[Records from a dataset]
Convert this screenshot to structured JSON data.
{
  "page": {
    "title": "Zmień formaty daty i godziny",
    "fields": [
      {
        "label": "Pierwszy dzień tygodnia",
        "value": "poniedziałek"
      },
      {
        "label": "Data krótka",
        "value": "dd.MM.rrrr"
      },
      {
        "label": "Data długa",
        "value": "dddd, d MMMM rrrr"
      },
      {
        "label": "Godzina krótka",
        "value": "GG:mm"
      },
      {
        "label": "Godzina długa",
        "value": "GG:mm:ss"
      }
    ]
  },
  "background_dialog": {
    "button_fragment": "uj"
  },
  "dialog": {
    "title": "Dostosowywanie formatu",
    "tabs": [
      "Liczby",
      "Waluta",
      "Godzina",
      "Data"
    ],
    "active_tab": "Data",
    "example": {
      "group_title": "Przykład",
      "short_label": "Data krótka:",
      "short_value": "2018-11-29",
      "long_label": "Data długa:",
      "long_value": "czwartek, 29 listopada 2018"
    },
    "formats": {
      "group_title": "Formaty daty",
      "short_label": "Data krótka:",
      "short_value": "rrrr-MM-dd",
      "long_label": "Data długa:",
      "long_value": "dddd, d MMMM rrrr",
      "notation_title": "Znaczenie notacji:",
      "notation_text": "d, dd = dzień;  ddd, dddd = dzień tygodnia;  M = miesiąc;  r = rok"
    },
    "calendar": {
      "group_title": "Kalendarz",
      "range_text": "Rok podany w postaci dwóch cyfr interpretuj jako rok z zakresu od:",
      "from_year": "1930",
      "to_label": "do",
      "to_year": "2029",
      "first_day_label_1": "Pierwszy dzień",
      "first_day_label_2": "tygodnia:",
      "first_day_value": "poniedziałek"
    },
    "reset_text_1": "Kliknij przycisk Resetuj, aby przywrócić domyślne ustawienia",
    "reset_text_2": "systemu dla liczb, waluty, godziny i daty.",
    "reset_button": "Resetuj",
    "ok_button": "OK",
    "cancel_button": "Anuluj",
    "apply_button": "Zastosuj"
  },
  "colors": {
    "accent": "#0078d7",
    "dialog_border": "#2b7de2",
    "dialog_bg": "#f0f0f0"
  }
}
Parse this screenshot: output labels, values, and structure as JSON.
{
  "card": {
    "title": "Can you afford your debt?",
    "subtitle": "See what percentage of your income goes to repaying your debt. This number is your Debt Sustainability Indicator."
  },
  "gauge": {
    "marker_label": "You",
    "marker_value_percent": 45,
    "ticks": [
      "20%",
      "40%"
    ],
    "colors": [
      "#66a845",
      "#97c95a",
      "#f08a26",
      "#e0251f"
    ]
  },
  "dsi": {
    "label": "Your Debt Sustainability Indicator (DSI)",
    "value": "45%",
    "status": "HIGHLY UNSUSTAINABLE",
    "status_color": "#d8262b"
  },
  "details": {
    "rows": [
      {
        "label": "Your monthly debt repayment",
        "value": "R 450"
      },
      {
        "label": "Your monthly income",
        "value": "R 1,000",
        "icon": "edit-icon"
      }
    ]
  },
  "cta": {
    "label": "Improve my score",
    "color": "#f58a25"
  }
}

**STATED GOAL:** Retype each record exactly, leaving nothing out.

**PROBLEM SOLUTION:**
Convert this screenshot to structured JSON data.
{
  "page": {
    "title": "Zmień formaty daty i godziny",
    "fields": [
      {
        "label": "Pierwszy dzień tygodnia",
        "value": "poniedziałek"
      },
      {
        "label": "Data krótka",
        "value": "dd.MM.rrrr"
      },
      {
        "label": "Data długa",
        "value": "dddd, d MMMM rrrr"
      },
      {
        "label": "Godzina krótka",
        "value": "GG:mm"
      },
      {
        "label": "Godzina długa",
        "value": "GG:mm:ss"
      }
    ]
  },
  "background_dialog": {
    "button_fragment": "uj"
  },
  "dialog": {
    "title": "Dostosowywanie formatu",
    "tabs": [
      "Liczby",
      "Waluta",
      "Godzina",
      "Data"
    ],
    "active_tab": "Data",
    "example": {
      "group_title": "Przykład",
      "short_label": "Data krótka:",
      "short_value": "2018-11-29",
      "long_label": "Data długa:",
      "long_value": "czwartek, 29 listopada 2018"
    },
    "formats": {
      "group_title": "Formaty daty",
      "short_label": "Data krótka:",
      "short_value": "rrrr-MM-dd",
      "long_label": "Data długa:",
      "long_value": "dddd, d MMMM rrrr",
      "notation_title": "Znaczenie notacji:",
      "notation_text": "d, dd = dzień;  ddd, dddd = dzień tygodnia;  M = miesiąc;  r = rok"
    },
    "calendar": {
      "group_title": "Kalendarz",
      "range_text": "Rok podany w postaci dwóch cyfr interpretuj jako rok z zakresu od:",
      "from_year": "1930",
      "to_label": "do",
      "to_year": "2029",
      "first_day_label_1": "Pierwszy dzień",
      "first_day_label_2": "tygodnia:",
      "first_day_value": "poniedziałek"
    },
    "reset_text_1": "Kliknij przycisk Resetuj, aby przywrócić domyślne ustawienia",
    "reset_text_2": "systemu dla liczb, waluty, godziny i daty.",
    "reset_button": "Resetuj",
    "ok_button": "OK",
    "cancel_button": "Anuluj",
    "apply_button": "Zastosuj"
  },
  "colors": {
    "accent": "#0078d7",
    "dialog_border": "#2b7de2",
    "dialog_bg": "#f0f0f0"
  }
}
Parse this screenshot: output labels, values, and structure as JSON.
{
  "card": {
    "title": "Can you afford your debt?",
    "subtitle": "See what percentage of your income goes to repaying your debt. This number is your Debt Sustainability Indicator."
  },
  "gauge": {
    "marker_label": "You",
    "marker_value_percent": 45,
    "ticks": [
      "20%",
      "40%"
    ],
    "colors": [
      "#66a845",
      "#97c95a",
      "#f08a26",
      "#e0251f"
    ]
  },
  "dsi": {
    "label": "Your Debt Sustainability Indicator (DSI)",
    "value": "45%",
    "status": "HIGHLY UNSUSTAINABLE",
    "status_color": "#d8262b"
  },
  "details": {
    "rows": [
      {
        "label": "Your monthly debt repayment",
        "value": "R 450"
      },
      {
        "label": "Your monthly income",
        "value": "R 1,000",
        "icon": "edit-icon"
      }
    ]
  },
  "cta": {
    "label": "Improve my score",
    "color": "#f58a25"
  }
}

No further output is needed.